EXERCISE OBJECTIVE =>
Pick out each line of the records that includes the string "icon", and copy it.

EXERCISE INPUTS =>
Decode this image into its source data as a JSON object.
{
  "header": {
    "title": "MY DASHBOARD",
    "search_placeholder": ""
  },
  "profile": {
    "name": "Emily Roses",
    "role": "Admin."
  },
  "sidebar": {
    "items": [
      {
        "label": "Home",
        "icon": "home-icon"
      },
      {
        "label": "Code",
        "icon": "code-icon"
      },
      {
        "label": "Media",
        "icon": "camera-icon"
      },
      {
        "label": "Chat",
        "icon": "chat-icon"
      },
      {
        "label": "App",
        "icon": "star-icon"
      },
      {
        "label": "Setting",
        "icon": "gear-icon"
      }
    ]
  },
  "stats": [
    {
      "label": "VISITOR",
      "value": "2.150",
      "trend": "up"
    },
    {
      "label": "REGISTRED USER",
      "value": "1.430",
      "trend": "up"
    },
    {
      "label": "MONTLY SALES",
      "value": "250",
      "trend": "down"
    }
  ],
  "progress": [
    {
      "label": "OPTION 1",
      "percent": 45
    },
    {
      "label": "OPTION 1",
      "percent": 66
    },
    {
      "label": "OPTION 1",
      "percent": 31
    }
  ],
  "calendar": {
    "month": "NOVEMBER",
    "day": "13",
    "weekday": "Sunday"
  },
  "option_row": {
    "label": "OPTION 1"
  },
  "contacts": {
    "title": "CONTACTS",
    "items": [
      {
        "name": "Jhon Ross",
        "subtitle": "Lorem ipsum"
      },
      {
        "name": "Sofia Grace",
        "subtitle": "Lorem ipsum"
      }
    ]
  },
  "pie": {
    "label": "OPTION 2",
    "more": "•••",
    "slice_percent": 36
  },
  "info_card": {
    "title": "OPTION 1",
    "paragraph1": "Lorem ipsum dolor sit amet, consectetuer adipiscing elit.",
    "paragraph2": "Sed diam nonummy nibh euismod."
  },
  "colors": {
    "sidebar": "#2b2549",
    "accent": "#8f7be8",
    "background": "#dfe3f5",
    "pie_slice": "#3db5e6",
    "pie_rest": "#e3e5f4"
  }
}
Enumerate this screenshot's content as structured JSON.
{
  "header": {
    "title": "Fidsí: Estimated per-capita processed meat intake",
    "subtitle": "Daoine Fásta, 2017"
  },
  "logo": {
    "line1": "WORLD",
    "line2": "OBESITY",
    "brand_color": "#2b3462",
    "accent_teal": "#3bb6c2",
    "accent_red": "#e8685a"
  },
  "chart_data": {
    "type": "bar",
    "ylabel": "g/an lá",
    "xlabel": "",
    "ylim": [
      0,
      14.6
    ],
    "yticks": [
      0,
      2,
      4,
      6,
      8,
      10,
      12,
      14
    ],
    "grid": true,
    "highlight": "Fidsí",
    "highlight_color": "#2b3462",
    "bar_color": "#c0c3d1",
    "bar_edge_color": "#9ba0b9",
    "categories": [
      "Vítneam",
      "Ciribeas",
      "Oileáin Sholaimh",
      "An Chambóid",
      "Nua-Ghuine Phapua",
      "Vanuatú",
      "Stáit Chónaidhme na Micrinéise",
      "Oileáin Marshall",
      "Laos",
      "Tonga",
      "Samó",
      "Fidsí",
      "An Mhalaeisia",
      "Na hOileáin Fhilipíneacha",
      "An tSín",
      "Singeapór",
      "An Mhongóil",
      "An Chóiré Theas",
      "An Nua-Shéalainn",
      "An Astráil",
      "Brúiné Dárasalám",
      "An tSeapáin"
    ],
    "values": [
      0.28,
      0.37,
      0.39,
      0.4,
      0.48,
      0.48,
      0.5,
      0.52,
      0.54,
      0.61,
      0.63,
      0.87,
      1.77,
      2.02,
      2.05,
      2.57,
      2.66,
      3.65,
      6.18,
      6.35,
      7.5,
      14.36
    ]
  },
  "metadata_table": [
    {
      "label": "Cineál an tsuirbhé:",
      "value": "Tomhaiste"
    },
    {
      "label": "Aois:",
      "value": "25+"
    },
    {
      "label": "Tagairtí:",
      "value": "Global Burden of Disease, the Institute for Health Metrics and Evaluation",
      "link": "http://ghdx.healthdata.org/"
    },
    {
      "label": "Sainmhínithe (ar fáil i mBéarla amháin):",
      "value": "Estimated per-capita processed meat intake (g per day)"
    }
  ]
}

ANSWER =>
        "icon": "home-icon"
        "icon": "code-icon"
        "icon": "camera-icon"
        "icon": "chat-icon"
        "icon": "star-icon"
        "icon": "gear-icon"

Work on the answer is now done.